DIRECTIVE —
Repeat every record below exactly as written.

(Collected data)
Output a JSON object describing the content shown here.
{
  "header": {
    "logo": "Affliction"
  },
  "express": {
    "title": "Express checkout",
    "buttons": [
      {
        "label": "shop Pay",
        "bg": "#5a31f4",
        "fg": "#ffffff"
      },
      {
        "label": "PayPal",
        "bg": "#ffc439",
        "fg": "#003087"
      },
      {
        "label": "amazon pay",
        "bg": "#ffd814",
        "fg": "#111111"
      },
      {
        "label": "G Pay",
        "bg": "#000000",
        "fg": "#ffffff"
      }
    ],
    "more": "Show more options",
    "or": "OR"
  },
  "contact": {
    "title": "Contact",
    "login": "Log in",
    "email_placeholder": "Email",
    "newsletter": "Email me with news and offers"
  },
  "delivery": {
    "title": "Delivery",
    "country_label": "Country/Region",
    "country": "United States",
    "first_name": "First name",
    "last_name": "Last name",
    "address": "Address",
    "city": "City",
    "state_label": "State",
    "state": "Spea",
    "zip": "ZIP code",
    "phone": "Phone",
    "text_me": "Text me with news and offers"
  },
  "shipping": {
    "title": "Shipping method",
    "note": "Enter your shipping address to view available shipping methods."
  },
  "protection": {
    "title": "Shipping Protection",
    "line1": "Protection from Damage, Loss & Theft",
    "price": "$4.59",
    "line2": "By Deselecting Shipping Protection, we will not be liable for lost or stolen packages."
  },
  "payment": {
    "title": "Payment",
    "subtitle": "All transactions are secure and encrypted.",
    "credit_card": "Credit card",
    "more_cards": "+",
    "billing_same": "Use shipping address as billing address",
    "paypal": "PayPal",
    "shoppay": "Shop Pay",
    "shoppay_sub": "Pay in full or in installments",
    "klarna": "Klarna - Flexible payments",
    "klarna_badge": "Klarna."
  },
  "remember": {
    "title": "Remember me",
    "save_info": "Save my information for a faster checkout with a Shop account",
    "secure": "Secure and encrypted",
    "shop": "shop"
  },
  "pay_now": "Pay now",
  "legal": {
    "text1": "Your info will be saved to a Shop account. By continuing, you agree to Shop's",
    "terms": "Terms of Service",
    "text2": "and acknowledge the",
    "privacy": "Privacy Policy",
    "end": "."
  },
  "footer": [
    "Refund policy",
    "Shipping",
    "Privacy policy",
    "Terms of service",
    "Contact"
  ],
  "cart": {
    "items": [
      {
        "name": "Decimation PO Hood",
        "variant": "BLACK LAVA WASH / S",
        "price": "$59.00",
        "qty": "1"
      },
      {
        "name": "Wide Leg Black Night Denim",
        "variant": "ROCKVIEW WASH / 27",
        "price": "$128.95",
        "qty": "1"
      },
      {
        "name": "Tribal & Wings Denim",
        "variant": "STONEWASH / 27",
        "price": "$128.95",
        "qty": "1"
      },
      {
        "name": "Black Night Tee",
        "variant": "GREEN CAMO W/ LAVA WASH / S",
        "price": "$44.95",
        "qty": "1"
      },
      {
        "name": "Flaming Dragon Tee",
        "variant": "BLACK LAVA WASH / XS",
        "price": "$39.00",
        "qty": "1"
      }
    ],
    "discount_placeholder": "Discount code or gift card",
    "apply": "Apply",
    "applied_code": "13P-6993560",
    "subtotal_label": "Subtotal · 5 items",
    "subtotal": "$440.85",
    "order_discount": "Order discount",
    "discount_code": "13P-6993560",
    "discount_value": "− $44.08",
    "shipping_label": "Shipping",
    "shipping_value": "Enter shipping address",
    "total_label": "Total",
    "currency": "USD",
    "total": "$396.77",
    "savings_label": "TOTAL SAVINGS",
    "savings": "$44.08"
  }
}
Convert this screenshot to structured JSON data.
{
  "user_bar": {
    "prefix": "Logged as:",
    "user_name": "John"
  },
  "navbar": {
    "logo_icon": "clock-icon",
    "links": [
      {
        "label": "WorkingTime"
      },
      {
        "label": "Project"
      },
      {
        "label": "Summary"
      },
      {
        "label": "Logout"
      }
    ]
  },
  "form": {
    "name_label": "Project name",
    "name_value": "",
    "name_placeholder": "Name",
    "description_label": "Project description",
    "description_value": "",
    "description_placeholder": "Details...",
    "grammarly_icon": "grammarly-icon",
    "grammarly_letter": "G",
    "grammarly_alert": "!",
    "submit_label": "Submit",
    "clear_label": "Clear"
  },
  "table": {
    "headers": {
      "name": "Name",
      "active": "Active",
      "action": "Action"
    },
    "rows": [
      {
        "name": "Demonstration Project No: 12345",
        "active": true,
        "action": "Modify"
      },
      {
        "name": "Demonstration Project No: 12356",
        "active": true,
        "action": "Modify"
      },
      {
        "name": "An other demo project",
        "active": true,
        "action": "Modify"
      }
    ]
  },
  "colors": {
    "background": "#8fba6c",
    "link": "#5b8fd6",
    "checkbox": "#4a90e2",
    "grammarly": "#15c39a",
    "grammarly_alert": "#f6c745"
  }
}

REPLY TO THE TASK —
Output a JSON object describing the content shown here.
{
  "header": {
    "logo": "Affliction"
  },
  "express": {
    "title": "Express checkout",
    "buttons": [
      {
        "label": "shop Pay",
        "bg": "#5a31f4",
        "fg": "#ffffff"
      },
      {
        "label": "PayPal",
        "bg": "#ffc439",
        "fg": "#003087"
      },
      {
        "label": "amazon pay",
        "bg": "#ffd814",
        "fg": "#111111"
      },
      {
        "label": "G Pay",
        "bg": "#000000",
        "fg": "#ffffff"
      }
    ],
    "more": "Show more options",
    "or": "OR"
  },
  "contact": {
    "title": "Contact",
    "login": "Log in",
    "email_placeholder": "Email",
    "newsletter": "Email me with news and offers"
  },
  "delivery": {
    "title": "Delivery",
    "country_label": "Country/Region",
    "country": "United States",
    "first_name": "First name",
    "last_name": "Last name",
    "address": "Address",
    "city": "City",
    "state_label": "State",
    "state": "Spea",
    "zip": "ZIP code",
    "phone": "Phone",
    "text_me": "Text me with news and offers"
  },
  "shipping": {
    "title": "Shipping method",
    "note": "Enter your shipping address to view available shipping methods."
  },
  "protection": {
    "title": "Shipping Protection",
    "line1": "Protection from Damage, Loss & Theft",
    "price": "$4.59",
    "line2": "By Deselecting Shipping Protection, we will not be liable for lost or stolen packages."
  },
  "payment": {
    "title": "Payment",
    "subtitle": "All transactions are secure and encrypted.",
    "credit_card": "Credit card",
    "more_cards": "+",
    "billing_same": "Use shipping address as billing address",
    "paypal": "PayPal",
    "shoppay": "Shop Pay",
    "shoppay_sub": "Pay in full or in installments",
    "klarna": "Klarna - Flexible payments",
    "klarna_badge": "Klarna."
  },
  "remember": {
    "title": "Remember me",
    "save_info": "Save my information for a faster checkout with a Shop account",
    "secure": "Secure and encrypted",
    "shop": "shop"
  },
  "pay_now": "Pay now",
  "legal": {
    "text1": "Your info will be saved to a Shop account. By continuing, you agree to Shop's",
    "terms": "Terms of Service",
    "text2": "and acknowledge the",
    "privacy": "Privacy Policy",
    "end": "."
  },
  "footer": [
    "Refund policy",
    "Shipping",
    "Privacy policy",
    "Terms of service",
    "Contact"
  ],
  "cart": {
    "items": [
      {
        "name": "Decimation PO Hood",
        "variant": "BLACK LAVA WASH / S",
        "price": "$59.00",
        "qty": "1"
      },
      {
        "name": "Wide Leg Black Night Denim",
        "variant": "ROCKVIEW WASH / 27",
        "price": "$128.95",
        "qty": "1"
      },
      {
        "name": "Tribal & Wings Denim",
        "variant": "STONEWASH / 27",
        "price": "$128.95",
        "qty": "1"
      },
      {
        "name": "Black Night Tee",
        "variant": "GREEN CAMO W/ LAVA WASH / S",
        "price": "$44.95",
        "qty": "1"
      },
      {
        "name": "Flaming Dragon Tee",
        "variant": "BLACK LAVA WASH / XS",
        "price": "$39.00",
        "qty": "1"
      }
    ],
    "discount_placeholder": "Discount code or gift card",
    "apply": "Apply",
    "applied_code": "13P-6993560",
    "subtotal_label": "Subtotal · 5 items",
    "subtotal": "$440.85",
    "order_discount": "Order discount",
    "discount_code": "13P-6993560",
    "discount_value": "− $44.08",
    "shipping_label": "Shipping",
    "shipping_value": "Enter shipping address",
    "total_label": "Total",
    "currency": "USD",
    "total": "$396.77",
    "savings_label": "TOTAL SAVINGS",
    "savings": "$44.08"
  }
}
Convert this screenshot to structured JSON data.
{
  "user_bar": {
    "prefix": "Logged as:",
    "user_name": "John"
  },
  "navbar": {
    "logo_icon": "clock-icon",
    "links": [
      {
        "label": "WorkingTime"
      },
      {
        "label": "Project"
      },
      {
        "label": "Summary"
      },
      {
        "label": "Logout"
      }
    ]
  },
  "form": {
    "name_label": "Project name",
    "name_value": "",
    "name_placeholder": "Name",
    "description_label": "Project description",
    "description_value": "",
    "description_placeholder": "Details...",
    "grammarly_icon": "grammarly-icon",
    "grammarly_letter": "G",
    "grammarly_alert": "!",
    "submit_label": "Submit",
    "clear_label": "Clear"
  },
  "table": {
    "headers": {
      "name": "Name",
      "active": "Active",
      "action": "Action"
    },
    "rows": [
      {
        "name": "Demonstration Project No: 12345",
        "active": true,
        "action": "Modify"
      },
      {
        "name": "Demonstration Project No: 12356",
        "active": true,
        "action": "Modify"
      },
      {
        "name": "An other demo project",
        "active": true,
        "action": "Modify"
      }
    ]
  },
  "colors": {
    "background": "#8fba6c",
    "link": "#5b8fd6",
    "checkbox": "#4a90e2",
    "grammarly": "#15c39a",
    "grammarly_alert": "#f6c745"
  }
}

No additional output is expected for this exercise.